*Input material:*
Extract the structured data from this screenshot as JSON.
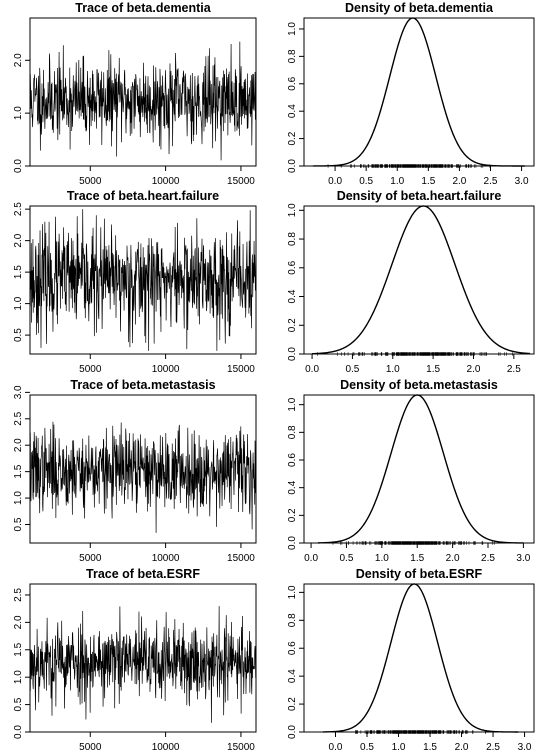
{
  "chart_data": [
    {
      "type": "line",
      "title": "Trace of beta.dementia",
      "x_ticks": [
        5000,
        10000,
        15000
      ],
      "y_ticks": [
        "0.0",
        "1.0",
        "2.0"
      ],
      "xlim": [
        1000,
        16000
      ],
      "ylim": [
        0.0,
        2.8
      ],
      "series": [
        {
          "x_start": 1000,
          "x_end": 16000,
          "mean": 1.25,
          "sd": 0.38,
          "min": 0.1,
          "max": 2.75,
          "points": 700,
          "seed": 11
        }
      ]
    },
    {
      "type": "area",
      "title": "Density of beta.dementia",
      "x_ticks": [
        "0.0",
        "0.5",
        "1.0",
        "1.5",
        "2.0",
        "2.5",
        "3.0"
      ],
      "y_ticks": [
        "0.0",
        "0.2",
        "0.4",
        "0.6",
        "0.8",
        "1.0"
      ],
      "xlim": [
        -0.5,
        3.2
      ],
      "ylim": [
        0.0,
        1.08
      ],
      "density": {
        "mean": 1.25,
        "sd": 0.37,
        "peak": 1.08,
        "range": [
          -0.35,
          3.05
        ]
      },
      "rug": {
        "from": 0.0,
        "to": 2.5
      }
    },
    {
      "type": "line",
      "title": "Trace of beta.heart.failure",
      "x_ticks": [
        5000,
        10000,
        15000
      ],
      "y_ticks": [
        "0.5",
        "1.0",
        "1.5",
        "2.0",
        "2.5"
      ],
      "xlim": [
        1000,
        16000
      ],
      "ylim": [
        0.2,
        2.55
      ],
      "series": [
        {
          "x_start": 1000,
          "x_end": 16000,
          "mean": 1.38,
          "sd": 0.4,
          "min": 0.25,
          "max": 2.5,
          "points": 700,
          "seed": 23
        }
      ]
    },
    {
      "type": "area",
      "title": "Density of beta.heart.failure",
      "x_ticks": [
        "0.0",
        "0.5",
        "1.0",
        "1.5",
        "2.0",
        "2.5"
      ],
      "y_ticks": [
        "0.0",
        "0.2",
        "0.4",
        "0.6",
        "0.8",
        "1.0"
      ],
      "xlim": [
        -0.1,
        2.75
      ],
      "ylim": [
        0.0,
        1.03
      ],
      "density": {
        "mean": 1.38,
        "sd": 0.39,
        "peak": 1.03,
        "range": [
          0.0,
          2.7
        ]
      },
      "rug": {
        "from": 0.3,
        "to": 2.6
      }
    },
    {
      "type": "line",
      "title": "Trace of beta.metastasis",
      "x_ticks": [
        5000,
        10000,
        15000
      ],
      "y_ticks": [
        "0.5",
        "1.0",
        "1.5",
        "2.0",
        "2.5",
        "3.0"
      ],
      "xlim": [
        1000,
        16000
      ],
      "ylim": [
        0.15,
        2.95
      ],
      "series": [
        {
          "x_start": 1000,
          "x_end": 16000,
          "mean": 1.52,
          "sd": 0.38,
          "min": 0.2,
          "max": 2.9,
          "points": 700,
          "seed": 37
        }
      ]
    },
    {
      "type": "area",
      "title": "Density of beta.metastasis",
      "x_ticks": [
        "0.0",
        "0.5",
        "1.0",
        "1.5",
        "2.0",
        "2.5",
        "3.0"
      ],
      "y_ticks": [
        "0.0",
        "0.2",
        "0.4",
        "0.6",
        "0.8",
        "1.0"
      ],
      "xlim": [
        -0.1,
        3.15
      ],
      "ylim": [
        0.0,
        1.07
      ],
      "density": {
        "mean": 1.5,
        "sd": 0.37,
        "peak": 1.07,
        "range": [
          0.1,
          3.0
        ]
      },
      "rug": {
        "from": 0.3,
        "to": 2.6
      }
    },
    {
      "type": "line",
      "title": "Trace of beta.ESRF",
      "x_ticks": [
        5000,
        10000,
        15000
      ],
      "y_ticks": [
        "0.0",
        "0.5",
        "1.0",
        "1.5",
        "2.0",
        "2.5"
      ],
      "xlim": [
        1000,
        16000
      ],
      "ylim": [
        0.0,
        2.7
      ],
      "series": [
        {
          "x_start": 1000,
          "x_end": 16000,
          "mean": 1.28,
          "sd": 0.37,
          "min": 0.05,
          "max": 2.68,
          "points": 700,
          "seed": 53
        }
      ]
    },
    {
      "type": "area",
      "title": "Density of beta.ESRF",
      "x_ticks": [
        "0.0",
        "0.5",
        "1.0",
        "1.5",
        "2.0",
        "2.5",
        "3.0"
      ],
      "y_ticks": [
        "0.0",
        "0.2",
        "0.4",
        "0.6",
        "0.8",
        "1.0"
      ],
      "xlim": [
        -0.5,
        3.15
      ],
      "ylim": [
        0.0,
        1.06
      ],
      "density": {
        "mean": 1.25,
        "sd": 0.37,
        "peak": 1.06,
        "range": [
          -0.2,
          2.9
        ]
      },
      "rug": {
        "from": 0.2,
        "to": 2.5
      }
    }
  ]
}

*Given request:* In the listing above, find the lines holding the word "heart" and copy them.

*The completed task:*
      "title": "Trace of beta.heart.failure",
      "title": "Density of beta.heart.failure",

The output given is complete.